● Gestellte Aufgabe a: Schreibe die Datensätze vom Anfang bis einschließlich der Zeile mit „waveform-segment: [675, 214, 676, 219]“ neu und setze dabei „tree-item“ an die Stelle von „hierarchy-item“, ohne sonst etwas zu ändern.

● Textauszug:
--

Das hatten wir in einem Fachforum auch schon mal, diese Diskussion. Imho ist
es auch von Seiten des Ministeriums eine kaum belegbare wirklich gültige
Zahlenschubbserei mit ihrer "Gegenstatistik". Vertraue keine Statistik, die
du nicht selber... und so weiter.
Aber eine realistische Zahl dürfte auf jeden Fall eine der beiden letzt
genannten sein. Irgendwo in diesem Bereich jedenfalls.

Für die Tierhaltung und für die Verbraucher ebenso muss ich allerdings sagen,
spielen diese Zahlen keine so große Rolle. Ob es nun 96% sein sollen oder 83%
oder doch "nur" 76% des Geflügels, dass wenigstens einmal mit Antibiotika
behandelt wurde, dass reisst einfach nicht viel raus. Die Zahlen sind so oder
so deutlich zu hoch!

Da ist es kein Wunder, wenn einige auf systematische Fehler in den
Geflügelhaltungssystemen deuten, wenn so viele Tiere behandelt werden müssen
und das mit Medikamenten, mit denen man im Sinne der Gefahr von
Resistenzbildungen und späterer Unwirksamkeit, äußerst sparsam und wenn
überhaupt sehr genau arbeiten sollte.

Und auch wenn ich selber kein Geflügelhalter bin: es kann mir niemand
erzählen, dass Hähnchen einzeln behandelt werden, wenn sie krank sind. Das
ist bei den heute üblichen Stallgrößen überhaupt nicht möglich. Da werden
Medikamente ins Futter gemengt oder dem Tränkesystem beigefügt. Und dann
kriegen es eben ganze Partien. Auch wenn nicht alle Tiere dort erkrankt sein
sollten.

Ist eben auch schwierig, da einen vernünftigen Mittelweg zu finden. Anders
rechnet sich die Geflügelhaltung derzeit offenbar kaum. Wohl auch, weil die
Geflügelhalter selber oftmals gar keine freien Bauern mehr sind. Sie sind
keine eigenständigen Unternehmer mehr, sondern in ein System aus
Schlachtereiunternehmen und Futtermittelkonzernen vertikal integriert.

Bei diesem System ist der Einkauf der Futtermittel vertraglich vorgegeben und
an einen Hersteller gebunden. Die Futterpreise können nicht verhandelt
werden. Die Abnahme der schlachtreifen Hähnchen ist ebenso an ein
Schlachtunternehmen gebunden und die Abnahmepreise ebenso. Weder beim Ein-
noch beim Verkauf ist der eigentliche Geflügelhalter frei noch hat er
irgendeine Verhandlungsmacht. Preise werden diktiert. Aufzuchtmethoden werden
diktiert. Selbst die behandelnden Tierärzte werden teils aus diesem System
heraus gestellt.

--

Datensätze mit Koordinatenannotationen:
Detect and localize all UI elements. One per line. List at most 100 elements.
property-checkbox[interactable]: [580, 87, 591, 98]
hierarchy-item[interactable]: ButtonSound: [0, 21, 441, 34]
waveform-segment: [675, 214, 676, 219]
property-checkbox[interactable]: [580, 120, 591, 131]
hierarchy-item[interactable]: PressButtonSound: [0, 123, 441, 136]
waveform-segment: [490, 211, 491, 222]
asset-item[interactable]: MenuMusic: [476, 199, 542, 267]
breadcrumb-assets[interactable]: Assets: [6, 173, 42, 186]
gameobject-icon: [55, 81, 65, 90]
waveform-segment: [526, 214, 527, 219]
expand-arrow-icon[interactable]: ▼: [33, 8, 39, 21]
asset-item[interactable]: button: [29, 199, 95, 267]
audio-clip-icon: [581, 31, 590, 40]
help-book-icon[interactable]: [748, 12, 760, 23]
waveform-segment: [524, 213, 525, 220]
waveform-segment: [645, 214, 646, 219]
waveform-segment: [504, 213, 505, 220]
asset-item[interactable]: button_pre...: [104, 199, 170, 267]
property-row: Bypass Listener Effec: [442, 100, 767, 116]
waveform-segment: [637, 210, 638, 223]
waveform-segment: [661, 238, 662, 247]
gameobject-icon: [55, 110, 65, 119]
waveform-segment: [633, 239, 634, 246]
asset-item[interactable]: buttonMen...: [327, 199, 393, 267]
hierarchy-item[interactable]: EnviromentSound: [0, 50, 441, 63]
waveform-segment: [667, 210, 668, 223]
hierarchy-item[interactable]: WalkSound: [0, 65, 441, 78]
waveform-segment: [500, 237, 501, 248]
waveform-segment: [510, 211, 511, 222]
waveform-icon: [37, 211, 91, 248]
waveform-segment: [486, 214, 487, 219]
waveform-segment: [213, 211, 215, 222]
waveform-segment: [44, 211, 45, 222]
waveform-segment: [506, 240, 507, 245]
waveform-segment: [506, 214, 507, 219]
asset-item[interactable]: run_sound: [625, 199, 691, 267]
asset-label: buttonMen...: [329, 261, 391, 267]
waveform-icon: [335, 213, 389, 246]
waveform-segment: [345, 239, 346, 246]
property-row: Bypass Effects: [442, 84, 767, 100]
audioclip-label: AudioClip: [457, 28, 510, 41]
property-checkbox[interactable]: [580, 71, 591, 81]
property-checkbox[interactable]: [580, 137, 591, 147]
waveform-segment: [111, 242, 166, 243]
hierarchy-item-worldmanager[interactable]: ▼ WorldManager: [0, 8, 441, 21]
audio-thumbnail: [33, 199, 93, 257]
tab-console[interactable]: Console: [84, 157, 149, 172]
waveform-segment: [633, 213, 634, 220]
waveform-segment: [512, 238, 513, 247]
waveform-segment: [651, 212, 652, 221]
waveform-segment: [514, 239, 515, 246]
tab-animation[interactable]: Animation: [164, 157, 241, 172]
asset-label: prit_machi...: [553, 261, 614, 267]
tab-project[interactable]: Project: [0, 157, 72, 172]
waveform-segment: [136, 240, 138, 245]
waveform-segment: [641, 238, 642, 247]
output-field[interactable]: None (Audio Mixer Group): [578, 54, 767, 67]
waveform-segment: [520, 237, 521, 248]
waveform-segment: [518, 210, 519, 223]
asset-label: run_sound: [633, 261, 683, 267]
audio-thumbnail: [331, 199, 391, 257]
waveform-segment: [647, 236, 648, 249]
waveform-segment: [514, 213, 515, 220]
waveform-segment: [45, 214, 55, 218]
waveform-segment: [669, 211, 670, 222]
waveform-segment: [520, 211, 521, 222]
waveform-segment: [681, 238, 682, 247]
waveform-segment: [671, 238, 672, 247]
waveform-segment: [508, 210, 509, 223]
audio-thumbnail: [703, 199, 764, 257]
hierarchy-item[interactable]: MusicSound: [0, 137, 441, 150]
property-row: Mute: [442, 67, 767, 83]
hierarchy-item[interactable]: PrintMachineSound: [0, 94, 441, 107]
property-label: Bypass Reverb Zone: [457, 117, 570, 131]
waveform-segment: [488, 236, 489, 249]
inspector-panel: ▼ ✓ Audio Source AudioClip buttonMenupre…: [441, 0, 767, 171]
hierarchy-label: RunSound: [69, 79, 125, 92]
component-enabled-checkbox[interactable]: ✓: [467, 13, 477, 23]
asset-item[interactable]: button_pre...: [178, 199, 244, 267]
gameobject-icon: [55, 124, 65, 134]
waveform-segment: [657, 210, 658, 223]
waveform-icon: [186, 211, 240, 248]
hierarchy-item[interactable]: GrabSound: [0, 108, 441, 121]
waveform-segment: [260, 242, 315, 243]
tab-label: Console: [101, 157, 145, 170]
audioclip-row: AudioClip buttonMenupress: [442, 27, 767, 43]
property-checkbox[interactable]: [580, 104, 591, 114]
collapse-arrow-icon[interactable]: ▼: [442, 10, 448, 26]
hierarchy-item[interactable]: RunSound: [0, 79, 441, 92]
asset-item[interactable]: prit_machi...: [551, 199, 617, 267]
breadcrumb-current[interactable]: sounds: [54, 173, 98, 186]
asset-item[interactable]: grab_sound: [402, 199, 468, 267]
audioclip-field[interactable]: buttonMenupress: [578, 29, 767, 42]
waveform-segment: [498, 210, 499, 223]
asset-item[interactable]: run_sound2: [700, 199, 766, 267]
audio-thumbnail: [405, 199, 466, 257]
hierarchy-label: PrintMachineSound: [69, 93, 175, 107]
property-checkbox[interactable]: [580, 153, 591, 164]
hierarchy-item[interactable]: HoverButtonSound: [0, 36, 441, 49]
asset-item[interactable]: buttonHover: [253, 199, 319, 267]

--

● Gestellte Aufgabe b: Führe den Forumsbeitrag über Antibiotika in der Geflügelhaltung im Anschluss an seinen letzten Satz weiter.

● Antwort zur Aufgabe a:
Detect and localize all UI elements. One per line. List at most 100 elements.
property-checkbox[interactable]: [580, 87, 591, 98]
tree-item[interactable]: ButtonSound: [0, 21, 441, 34]
waveform-segment: [675, 214, 676, 219]

● Antwort zur Aufgabe b:
Und seit geraumer Zeit sind Futtermittelhersteller und Schlachtunternehmen
auch noch ein und der selbe Konzern. Die Bauern hängen nur in der Mitte als
quasi Scheinselbstständige, die die Arbeit machen und die das Risiko tragen,
sollte mal was schief gehen. Bei der Haltung des Geflügels wie finanziell.

Aber nur so lassen sich derzeit anscheinend die Mengen und auch die
Ladenpreise realisieren.

Möchte man etwas anderes, dann sollte man ersteinmal dieses völlig
geschlossene System aufsprengen und transparenter machen. Dann bekommen wir
vielleicht mehr Möglichkeiten, im Sinne aller einzugreifen, wo etwas nicht so
läuft, wie wir es uns wünschen.

Vor allem müssen auch die Landwirte in die Lage versetzt werden, ganz
selbstständig wieder wirtschaften zu können und auch Teile des Risikos an
andere abgegeben zu können. Man erinnere sich an den Dioxin-Futtermischer
hier im Norden: der konnte nichts dafür und hat sich nachher durch eine
Pleite endgültig aus der Verantwortung gezogen. Die landwirtschaftlichen
Betriebe aber, die haften mit allem ihrem Eigenkapital, Grund und Boden und
dem letzten Hemd am Leib.
Hier sollte also auch dringend etwas an der Aufschlüsselung der
Verantwortlichkeiten getan werden.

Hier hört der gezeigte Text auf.